- _Exercise_: Find every line below that contains the word "Mary" and copy it out.

----------

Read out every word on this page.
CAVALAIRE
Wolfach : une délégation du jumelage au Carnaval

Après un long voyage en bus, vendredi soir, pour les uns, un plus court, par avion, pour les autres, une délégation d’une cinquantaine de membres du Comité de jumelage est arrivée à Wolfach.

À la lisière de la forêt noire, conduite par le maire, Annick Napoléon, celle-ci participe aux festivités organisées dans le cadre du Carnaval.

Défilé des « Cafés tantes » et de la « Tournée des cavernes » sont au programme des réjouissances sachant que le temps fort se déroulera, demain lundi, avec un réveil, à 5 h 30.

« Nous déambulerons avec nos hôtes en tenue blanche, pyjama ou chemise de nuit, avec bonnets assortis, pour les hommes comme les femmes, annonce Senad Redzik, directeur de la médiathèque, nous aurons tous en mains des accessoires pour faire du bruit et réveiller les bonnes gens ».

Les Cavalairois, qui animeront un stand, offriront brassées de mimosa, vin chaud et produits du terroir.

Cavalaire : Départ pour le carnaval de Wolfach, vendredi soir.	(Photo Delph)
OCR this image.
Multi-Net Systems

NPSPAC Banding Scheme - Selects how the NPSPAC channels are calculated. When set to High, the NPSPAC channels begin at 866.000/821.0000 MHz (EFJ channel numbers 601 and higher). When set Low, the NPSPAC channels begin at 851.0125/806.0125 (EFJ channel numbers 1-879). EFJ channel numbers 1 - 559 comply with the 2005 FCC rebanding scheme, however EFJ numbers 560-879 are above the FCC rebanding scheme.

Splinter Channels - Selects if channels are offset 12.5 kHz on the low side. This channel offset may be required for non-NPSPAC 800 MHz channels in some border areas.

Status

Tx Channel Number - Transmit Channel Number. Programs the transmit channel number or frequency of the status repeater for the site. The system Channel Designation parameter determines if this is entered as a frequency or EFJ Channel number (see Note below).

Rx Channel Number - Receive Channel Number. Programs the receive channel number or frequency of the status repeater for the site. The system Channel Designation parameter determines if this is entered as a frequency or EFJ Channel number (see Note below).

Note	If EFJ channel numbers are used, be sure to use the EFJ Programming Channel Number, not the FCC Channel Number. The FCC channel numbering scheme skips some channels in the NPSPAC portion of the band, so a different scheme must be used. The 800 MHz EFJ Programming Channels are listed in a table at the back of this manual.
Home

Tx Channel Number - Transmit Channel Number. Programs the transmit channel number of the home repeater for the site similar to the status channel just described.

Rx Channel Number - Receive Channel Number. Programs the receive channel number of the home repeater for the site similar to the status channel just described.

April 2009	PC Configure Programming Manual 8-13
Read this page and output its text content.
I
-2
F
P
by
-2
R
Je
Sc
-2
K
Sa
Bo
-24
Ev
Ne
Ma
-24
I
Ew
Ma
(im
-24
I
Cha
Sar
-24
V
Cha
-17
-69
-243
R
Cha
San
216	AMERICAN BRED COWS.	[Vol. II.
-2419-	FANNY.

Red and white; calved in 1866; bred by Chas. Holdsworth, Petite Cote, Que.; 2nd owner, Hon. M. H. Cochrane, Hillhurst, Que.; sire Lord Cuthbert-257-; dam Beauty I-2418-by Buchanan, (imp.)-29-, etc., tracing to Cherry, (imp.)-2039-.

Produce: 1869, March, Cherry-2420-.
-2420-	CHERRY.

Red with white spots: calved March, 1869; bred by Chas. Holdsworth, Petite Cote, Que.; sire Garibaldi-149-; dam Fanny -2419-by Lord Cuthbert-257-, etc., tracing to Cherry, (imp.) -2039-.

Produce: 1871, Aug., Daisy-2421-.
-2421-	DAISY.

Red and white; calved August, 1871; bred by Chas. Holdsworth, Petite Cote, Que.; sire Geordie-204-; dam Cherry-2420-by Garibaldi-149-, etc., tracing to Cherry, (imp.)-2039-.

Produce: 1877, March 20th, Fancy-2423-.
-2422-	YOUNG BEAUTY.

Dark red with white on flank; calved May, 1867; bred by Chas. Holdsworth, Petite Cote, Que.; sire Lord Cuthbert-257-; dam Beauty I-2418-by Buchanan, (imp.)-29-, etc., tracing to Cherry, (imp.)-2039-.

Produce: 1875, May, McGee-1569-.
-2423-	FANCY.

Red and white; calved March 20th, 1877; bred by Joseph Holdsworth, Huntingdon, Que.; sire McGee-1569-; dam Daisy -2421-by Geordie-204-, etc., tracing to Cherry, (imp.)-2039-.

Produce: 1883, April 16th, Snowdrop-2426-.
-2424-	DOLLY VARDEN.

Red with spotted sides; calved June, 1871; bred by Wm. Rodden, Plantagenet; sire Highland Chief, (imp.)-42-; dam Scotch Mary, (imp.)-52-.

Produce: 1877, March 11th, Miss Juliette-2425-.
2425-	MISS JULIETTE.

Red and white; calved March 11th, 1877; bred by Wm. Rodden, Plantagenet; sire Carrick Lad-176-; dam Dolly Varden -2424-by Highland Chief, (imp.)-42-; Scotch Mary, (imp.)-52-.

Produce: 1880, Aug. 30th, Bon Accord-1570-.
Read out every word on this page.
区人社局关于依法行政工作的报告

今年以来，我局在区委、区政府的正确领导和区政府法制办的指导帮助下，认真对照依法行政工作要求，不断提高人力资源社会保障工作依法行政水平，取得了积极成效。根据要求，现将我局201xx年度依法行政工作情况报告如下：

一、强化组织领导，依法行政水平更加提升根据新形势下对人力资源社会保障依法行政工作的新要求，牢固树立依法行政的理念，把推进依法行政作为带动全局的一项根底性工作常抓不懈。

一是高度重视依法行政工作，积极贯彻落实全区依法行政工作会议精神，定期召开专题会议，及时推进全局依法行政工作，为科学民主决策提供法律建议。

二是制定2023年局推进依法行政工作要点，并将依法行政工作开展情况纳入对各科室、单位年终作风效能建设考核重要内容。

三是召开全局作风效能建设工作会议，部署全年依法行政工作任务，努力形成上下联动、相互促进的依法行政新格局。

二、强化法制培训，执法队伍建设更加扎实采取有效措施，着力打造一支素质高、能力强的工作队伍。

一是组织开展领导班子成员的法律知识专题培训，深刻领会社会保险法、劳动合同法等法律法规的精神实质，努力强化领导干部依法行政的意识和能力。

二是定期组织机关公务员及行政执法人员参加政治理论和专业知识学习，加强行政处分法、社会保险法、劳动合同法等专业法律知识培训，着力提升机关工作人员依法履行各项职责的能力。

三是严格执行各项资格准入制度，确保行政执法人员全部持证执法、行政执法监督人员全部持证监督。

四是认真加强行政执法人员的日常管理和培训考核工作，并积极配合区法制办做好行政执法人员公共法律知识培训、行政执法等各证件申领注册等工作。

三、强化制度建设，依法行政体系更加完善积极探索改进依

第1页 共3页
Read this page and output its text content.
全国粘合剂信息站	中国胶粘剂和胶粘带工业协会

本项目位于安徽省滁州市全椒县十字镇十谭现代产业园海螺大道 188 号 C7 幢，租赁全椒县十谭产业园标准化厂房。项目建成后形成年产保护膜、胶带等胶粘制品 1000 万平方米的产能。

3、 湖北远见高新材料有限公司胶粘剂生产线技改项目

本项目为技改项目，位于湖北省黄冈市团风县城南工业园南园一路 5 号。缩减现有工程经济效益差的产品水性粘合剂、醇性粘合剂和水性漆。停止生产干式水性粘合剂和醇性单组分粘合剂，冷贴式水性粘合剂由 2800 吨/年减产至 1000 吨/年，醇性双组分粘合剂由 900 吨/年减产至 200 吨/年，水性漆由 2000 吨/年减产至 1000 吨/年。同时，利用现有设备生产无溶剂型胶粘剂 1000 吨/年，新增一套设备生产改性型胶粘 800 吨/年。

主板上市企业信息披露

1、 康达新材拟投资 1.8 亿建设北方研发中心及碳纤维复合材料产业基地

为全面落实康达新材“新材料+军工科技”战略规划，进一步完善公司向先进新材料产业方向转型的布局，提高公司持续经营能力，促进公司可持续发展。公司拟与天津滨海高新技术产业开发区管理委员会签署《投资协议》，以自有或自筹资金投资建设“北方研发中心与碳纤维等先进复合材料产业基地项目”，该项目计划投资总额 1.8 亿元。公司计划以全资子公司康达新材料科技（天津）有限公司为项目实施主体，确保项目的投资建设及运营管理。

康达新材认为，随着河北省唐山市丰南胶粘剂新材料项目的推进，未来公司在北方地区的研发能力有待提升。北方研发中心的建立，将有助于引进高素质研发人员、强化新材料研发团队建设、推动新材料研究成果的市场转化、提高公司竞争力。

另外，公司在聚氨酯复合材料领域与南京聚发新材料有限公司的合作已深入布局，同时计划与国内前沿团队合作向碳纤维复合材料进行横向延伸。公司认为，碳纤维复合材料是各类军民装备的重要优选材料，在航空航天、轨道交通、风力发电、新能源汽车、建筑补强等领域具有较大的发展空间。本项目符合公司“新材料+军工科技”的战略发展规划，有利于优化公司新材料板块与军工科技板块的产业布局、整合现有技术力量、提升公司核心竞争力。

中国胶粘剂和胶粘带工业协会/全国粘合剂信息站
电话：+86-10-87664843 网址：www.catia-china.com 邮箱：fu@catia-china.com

----------

- _Output for this exercise_:
Red with spotted sides; calved June, 1871; bred by Wm. Rodden, Plantagenet; sire Highland Chief, (imp.)-42-; dam Scotch Mary, (imp.)-52-.
Red and white; calved March 11th, 1877; bred by Wm. Rodden, Plantagenet; sire Carrick Lad-176-; dam Dolly Varden -2424-by Highland Chief, (imp.)-42-; Scotch Mary, (imp.)-52-.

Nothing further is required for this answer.